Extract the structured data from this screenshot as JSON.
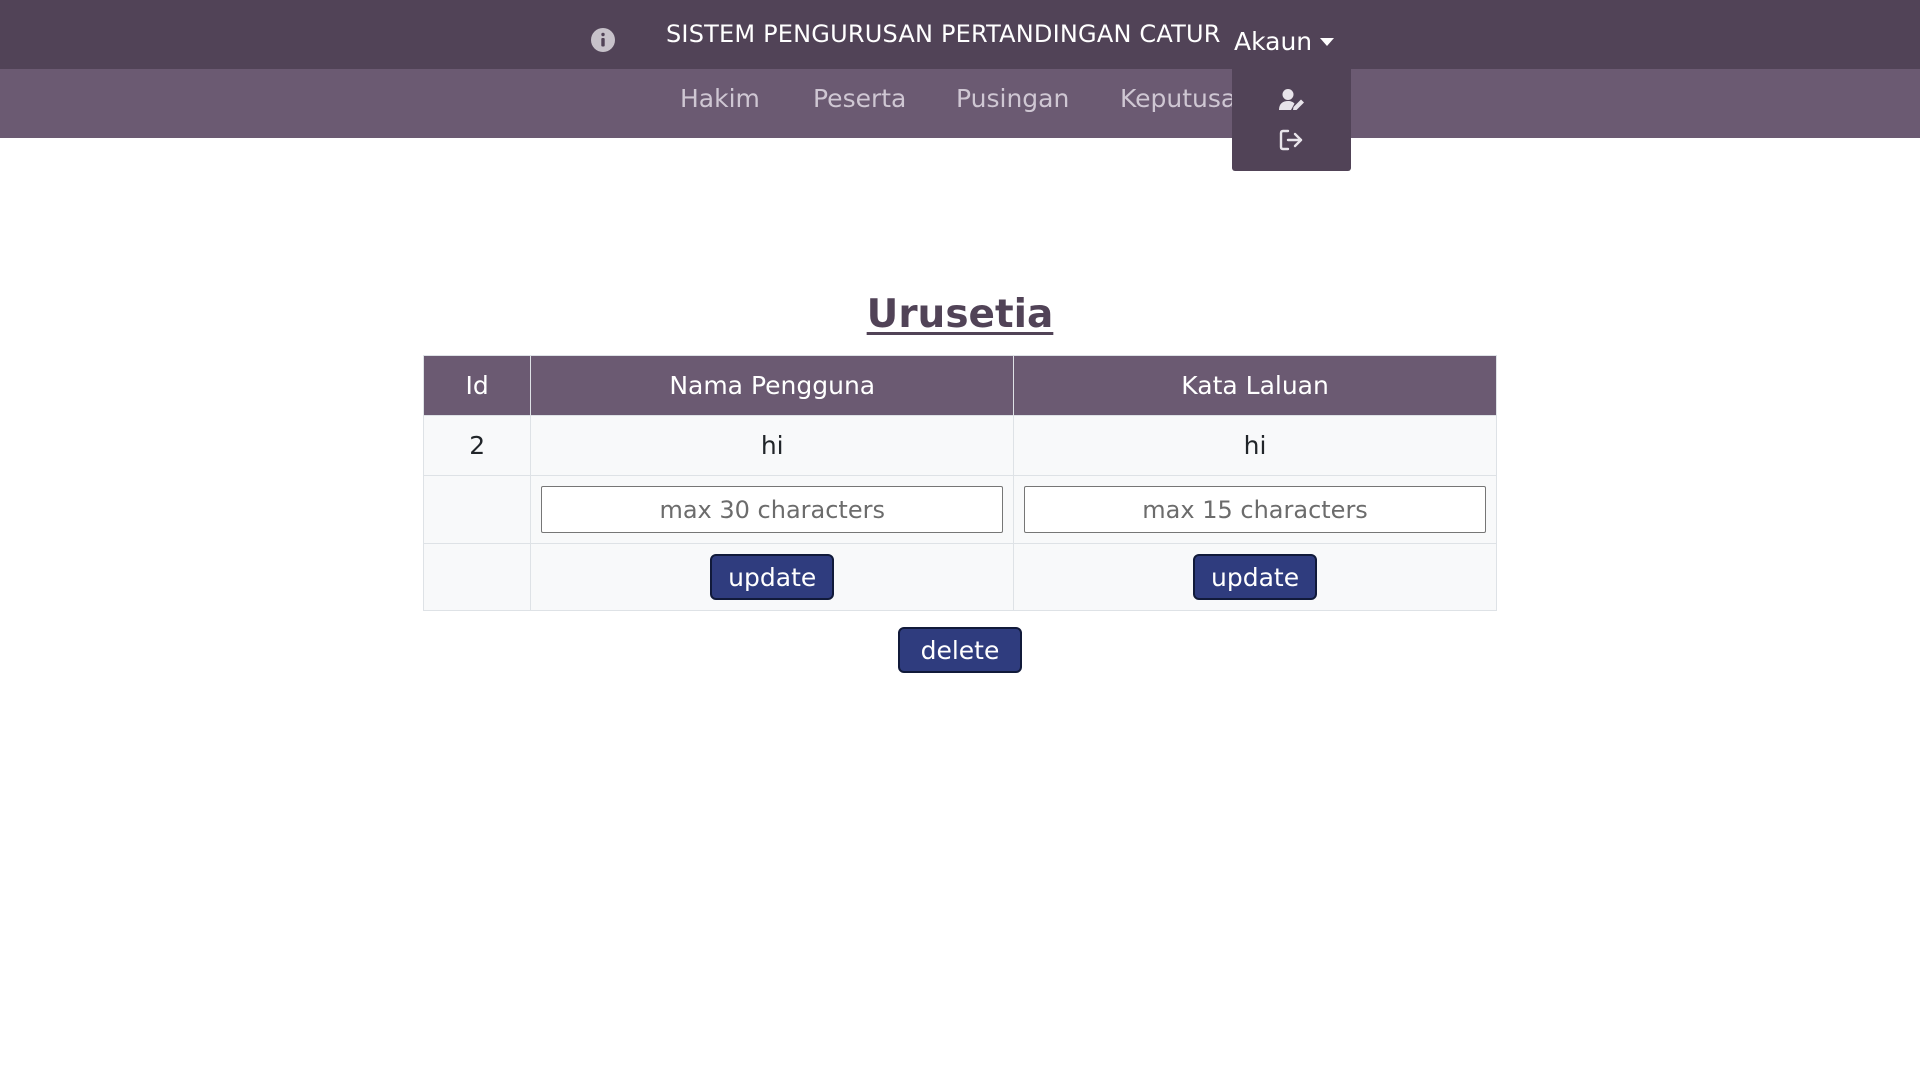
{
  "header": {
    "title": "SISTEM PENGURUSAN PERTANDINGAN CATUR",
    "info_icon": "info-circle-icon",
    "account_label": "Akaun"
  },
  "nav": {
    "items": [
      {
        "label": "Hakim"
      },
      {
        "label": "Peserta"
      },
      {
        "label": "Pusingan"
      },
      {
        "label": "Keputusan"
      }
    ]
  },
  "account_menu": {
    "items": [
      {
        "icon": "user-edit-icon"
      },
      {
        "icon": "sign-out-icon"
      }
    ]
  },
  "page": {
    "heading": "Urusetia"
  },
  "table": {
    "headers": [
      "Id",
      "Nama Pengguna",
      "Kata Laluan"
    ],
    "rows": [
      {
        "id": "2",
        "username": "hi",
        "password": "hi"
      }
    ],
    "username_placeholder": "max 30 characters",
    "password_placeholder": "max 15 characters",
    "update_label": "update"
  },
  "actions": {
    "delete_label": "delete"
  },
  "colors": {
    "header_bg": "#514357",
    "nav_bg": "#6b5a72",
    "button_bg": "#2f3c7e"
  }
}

### REQUIRED WORK
Quote all the lines above exactly as given. Do not include the pictures.

### CORRECT ANSWER
Extract the structured data from this screenshot as JSON.
{
  "header": {
    "title": "SISTEM PENGURUSAN PERTANDINGAN CATUR",
    "info_icon": "info-circle-icon",
    "account_label": "Akaun"
  },
  "nav": {
    "items": [
      {
        "label": "Hakim"
      },
      {
        "label": "Peserta"
      },
      {
        "label": "Pusingan"
      },
      {
        "label": "Keputusan"
      }
    ]
  },
  "account_menu": {
    "items": [
      {
        "icon": "user-edit-icon"
      },
      {
        "icon": "sign-out-icon"
      }
    ]
  },
  "page": {
    "heading": "Urusetia"
  },
  "table": {
    "headers": [
      "Id",
      "Nama Pengguna",
      "Kata Laluan"
    ],
    "rows": [
      {
        "id": "2",
        "username": "hi",
        "password": "hi"
      }
    ],
    "username_placeholder": "max 30 characters",
    "password_placeholder": "max 15 characters",
    "update_label": "update"
  },
  "actions": {
    "delete_label": "delete"
  },
  "colors": {
    "header_bg": "#514357",
    "nav_bg": "#6b5a72",
    "button_bg": "#2f3c7e"
  }
}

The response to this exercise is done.